Rows from a figure dataset:
== == ==

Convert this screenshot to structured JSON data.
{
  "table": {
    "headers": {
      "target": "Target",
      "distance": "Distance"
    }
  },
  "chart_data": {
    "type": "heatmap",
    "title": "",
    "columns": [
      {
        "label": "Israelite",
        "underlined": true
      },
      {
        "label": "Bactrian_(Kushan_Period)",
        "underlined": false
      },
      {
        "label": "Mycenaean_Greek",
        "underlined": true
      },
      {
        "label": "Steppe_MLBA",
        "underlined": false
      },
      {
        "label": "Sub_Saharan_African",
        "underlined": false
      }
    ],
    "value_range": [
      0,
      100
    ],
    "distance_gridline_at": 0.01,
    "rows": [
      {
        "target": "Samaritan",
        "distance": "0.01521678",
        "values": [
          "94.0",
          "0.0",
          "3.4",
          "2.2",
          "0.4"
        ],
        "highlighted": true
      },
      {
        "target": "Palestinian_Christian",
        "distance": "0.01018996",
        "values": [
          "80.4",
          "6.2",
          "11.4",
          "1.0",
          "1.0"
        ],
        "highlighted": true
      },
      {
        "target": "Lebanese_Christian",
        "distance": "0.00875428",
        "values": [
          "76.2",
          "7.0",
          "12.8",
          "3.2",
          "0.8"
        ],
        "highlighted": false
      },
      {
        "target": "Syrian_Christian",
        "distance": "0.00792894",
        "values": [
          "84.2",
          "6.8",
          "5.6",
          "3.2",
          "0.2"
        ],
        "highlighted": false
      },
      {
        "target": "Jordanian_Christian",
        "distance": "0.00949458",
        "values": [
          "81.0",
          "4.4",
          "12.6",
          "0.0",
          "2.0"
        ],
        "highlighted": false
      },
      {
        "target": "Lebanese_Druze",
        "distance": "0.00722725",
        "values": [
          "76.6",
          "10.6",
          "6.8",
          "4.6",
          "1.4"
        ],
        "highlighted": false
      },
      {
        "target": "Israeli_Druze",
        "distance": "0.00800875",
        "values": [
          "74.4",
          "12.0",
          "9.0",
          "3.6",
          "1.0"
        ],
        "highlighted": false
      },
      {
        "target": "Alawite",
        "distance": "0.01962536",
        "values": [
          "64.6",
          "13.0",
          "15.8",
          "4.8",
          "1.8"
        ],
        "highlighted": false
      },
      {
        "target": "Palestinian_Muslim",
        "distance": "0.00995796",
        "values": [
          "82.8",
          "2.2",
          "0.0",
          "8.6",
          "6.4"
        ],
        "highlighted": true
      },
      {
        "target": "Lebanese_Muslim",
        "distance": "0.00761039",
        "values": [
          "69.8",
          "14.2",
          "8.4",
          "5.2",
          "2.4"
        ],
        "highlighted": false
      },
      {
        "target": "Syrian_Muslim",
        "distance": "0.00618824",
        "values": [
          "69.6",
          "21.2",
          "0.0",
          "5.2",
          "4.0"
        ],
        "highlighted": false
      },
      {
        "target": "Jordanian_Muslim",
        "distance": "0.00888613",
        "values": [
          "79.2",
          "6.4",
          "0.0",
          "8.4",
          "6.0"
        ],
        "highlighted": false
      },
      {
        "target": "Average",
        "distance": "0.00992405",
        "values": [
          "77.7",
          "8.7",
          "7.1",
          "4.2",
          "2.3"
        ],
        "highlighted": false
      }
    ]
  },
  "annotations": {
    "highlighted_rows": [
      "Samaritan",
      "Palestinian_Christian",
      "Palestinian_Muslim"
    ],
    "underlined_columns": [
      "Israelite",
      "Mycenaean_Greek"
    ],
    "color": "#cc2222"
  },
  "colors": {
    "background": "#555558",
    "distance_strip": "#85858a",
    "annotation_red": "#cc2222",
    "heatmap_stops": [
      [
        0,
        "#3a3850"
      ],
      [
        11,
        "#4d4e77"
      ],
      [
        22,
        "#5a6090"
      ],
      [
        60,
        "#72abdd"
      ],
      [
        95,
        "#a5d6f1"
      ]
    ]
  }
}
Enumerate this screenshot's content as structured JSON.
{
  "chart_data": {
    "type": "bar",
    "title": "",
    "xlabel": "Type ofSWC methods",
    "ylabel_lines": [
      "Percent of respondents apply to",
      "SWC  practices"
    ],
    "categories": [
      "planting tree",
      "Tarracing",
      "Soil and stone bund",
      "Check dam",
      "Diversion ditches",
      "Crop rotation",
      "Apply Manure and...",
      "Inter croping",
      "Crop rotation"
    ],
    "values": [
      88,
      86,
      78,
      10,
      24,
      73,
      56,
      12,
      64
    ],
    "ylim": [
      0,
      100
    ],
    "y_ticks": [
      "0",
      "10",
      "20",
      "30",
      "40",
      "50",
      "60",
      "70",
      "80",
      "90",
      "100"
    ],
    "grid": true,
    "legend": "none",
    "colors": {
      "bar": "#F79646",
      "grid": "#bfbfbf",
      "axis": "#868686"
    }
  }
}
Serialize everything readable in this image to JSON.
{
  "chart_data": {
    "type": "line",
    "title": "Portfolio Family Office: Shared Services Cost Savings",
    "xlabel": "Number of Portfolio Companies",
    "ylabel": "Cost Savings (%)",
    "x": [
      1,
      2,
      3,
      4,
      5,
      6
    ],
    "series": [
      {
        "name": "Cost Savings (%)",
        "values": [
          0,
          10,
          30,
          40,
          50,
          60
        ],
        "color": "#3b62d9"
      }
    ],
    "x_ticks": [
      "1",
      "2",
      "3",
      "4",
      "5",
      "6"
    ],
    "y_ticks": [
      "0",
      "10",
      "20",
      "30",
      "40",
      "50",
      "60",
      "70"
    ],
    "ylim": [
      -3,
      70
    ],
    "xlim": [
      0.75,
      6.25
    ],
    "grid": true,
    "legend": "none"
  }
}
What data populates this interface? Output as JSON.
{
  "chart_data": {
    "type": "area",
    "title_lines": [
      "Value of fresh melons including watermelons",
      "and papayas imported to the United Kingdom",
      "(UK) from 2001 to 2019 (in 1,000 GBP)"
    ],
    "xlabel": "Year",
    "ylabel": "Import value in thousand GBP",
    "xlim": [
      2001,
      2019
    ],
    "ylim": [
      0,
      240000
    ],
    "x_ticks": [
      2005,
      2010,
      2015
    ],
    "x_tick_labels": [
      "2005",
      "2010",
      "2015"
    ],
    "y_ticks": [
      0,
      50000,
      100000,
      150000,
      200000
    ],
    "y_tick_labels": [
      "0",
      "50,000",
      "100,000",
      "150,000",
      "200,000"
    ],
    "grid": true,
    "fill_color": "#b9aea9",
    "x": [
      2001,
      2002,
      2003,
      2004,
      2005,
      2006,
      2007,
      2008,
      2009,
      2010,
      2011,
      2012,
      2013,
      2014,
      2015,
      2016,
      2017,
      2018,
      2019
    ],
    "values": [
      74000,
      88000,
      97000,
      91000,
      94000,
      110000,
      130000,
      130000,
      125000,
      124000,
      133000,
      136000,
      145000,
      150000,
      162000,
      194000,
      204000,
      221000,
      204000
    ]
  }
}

== == ==

## EXERCISE
Each entry above is to be set down again in exactly the same words.

## SOLUTION TO THIS PROBLEM
Convert this screenshot to structured JSON data.
{
  "table": {
    "headers": {
      "target": "Target",
      "distance": "Distance"
    }
  },
  "chart_data": {
    "type": "heatmap",
    "title": "",
    "columns": [
      {
        "label": "Israelite",
        "underlined": true
      },
      {
        "label": "Bactrian_(Kushan_Period)",
        "underlined": false
      },
      {
        "label": "Mycenaean_Greek",
        "underlined": true
      },
      {
        "label": "Steppe_MLBA",
        "underlined": false
      },
      {
        "label": "Sub_Saharan_African",
        "underlined": false
      }
    ],
    "value_range": [
      0,
      100
    ],
    "distance_gridline_at": 0.01,
    "rows": [
      {
        "target": "Samaritan",
        "distance": "0.01521678",
        "values": [
          "94.0",
          "0.0",
          "3.4",
          "2.2",
          "0.4"
        ],
        "highlighted": true
      },
      {
        "target": "Palestinian_Christian",
        "distance": "0.01018996",
        "values": [
          "80.4",
          "6.2",
          "11.4",
          "1.0",
          "1.0"
        ],
        "highlighted": true
      },
      {
        "target": "Lebanese_Christian",
        "distance": "0.00875428",
        "values": [
          "76.2",
          "7.0",
          "12.8",
          "3.2",
          "0.8"
        ],
        "highlighted": false
      },
      {
        "target": "Syrian_Christian",
        "distance": "0.00792894",
        "values": [
          "84.2",
          "6.8",
          "5.6",
          "3.2",
          "0.2"
        ],
        "highlighted": false
      },
      {
        "target": "Jordanian_Christian",
        "distance": "0.00949458",
        "values": [
          "81.0",
          "4.4",
          "12.6",
          "0.0",
          "2.0"
        ],
        "highlighted": false
      },
      {
        "target": "Lebanese_Druze",
        "distance": "0.00722725",
        "values": [
          "76.6",
          "10.6",
          "6.8",
          "4.6",
          "1.4"
        ],
        "highlighted": false
      },
      {
        "target": "Israeli_Druze",
        "distance": "0.00800875",
        "values": [
          "74.4",
          "12.0",
          "9.0",
          "3.6",
          "1.0"
        ],
        "highlighted": false
      },
      {
        "target": "Alawite",
        "distance": "0.01962536",
        "values": [
          "64.6",
          "13.0",
          "15.8",
          "4.8",
          "1.8"
        ],
        "highlighted": false
      },
      {
        "target": "Palestinian_Muslim",
        "distance": "0.00995796",
        "values": [
          "82.8",
          "2.2",
          "0.0",
          "8.6",
          "6.4"
        ],
        "highlighted": true
      },
      {
        "target": "Lebanese_Muslim",
        "distance": "0.00761039",
        "values": [
          "69.8",
          "14.2",
          "8.4",
          "5.2",
          "2.4"
        ],
        "highlighted": false
      },
      {
        "target": "Syrian_Muslim",
        "distance": "0.00618824",
        "values": [
          "69.6",
          "21.2",
          "0.0",
          "5.2",
          "4.0"
        ],
        "highlighted": false
      },
      {
        "target": "Jordanian_Muslim",
        "distance": "0.00888613",
        "values": [
          "79.2",
          "6.4",
          "0.0",
          "8.4",
          "6.0"
        ],
        "highlighted": false
      },
      {
        "target": "Average",
        "distance": "0.00992405",
        "values": [
          "77.7",
          "8.7",
          "7.1",
          "4.2",
          "2.3"
        ],
        "highlighted": false
      }
    ]
  },
  "annotations": {
    "highlighted_rows": [
      "Samaritan",
      "Palestinian_Christian",
      "Palestinian_Muslim"
    ],
    "underlined_columns": [
      "Israelite",
      "Mycenaean_Greek"
    ],
    "color": "#cc2222"
  },
  "colors": {
    "background": "#555558",
    "distance_strip": "#85858a",
    "annotation_red": "#cc2222",
    "heatmap_stops": [
      [
        0,
        "#3a3850"
      ],
      [
        11,
        "#4d4e77"
      ],
      [
        22,
        "#5a6090"
      ],
      [
        60,
        "#72abdd"
      ],
      [
        95,
        "#a5d6f1"
      ]
    ]
  }
}
Enumerate this screenshot's content as structured JSON.
{
  "chart_data": {
    "type": "bar",
    "title": "",
    "xlabel": "Type ofSWC methods",
    "ylabel_lines": [
      "Percent of respondents apply to",
      "SWC  practices"
    ],
    "categories": [
      "planting tree",
      "Tarracing",
      "Soil and stone bund",
      "Check dam",
      "Diversion ditches",
      "Crop rotation",
      "Apply Manure and...",
      "Inter croping",
      "Crop rotation"
    ],
    "values": [
      88,
      86,
      78,
      10,
      24,
      73,
      56,
      12,
      64
    ],
    "ylim": [
      0,
      100
    ],
    "y_ticks": [
      "0",
      "10",
      "20",
      "30",
      "40",
      "50",
      "60",
      "70",
      "80",
      "90",
      "100"
    ],
    "grid": true,
    "legend": "none",
    "colors": {
      "bar": "#F79646",
      "grid": "#bfbfbf",
      "axis": "#868686"
    }
  }
}
Serialize everything readable in this image to JSON.
{
  "chart_data": {
    "type": "line",
    "title": "Portfolio Family Office: Shared Services Cost Savings",
    "xlabel": "Number of Portfolio Companies",
    "ylabel": "Cost Savings (%)",
    "x": [
      1,
      2,
      3,
      4,
      5,
      6
    ],
    "series": [
      {
        "name": "Cost Savings (%)",
        "values": [
          0,
          10,
          30,
          40,
          50,
          60
        ],
        "color": "#3b62d9"
      }
    ],
    "x_ticks": [
      "1",
      "2",
      "3",
      "4",
      "5",
      "6"
    ],
    "y_ticks": [
      "0",
      "10",
      "20",
      "30",
      "40",
      "50",
      "60",
      "70"
    ],
    "ylim": [
      -3,
      70
    ],
    "xlim": [
      0.75,
      6.25
    ],
    "grid": true,
    "legend": "none"
  }
}
What data populates this interface? Output as JSON.
{
  "chart_data": {
    "type": "area",
    "title_lines": [
      "Value of fresh melons including watermelons",
      "and papayas imported to the United Kingdom",
      "(UK) from 2001 to 2019 (in 1,000 GBP)"
    ],
    "xlabel": "Year",
    "ylabel": "Import value in thousand GBP",
    "xlim": [
      2001,
      2019
    ],
    "ylim": [
      0,
      240000
    ],
    "x_ticks": [
      2005,
      2010,
      2015
    ],
    "x_tick_labels": [
      "2005",
      "2010",
      "2015"
    ],
    "y_ticks": [
      0,
      50000,
      100000,
      150000,
      200000
    ],
    "y_tick_labels": [
      "0",
      "50,000",
      "100,000",
      "150,000",
      "200,000"
    ],
    "grid": true,
    "fill_color": "#b9aea9",
    "x": [
      2001,
      2002,
      2003,
      2004,
      2005,
      2006,
      2007,
      2008,
      2009,
      2010,
      2011,
      2012,
      2013,
      2014,
      2015,
      2016,
      2017,
      2018,
      2019
    ],
    "values": [
      74000,
      88000,
      97000,
      91000,
      94000,
      110000,
      130000,
      130000,
      125000,
      124000,
      133000,
      136000,
      145000,
      150000,
      162000,
      194000,
      204000,
      221000,
      204000
    ]
  }
}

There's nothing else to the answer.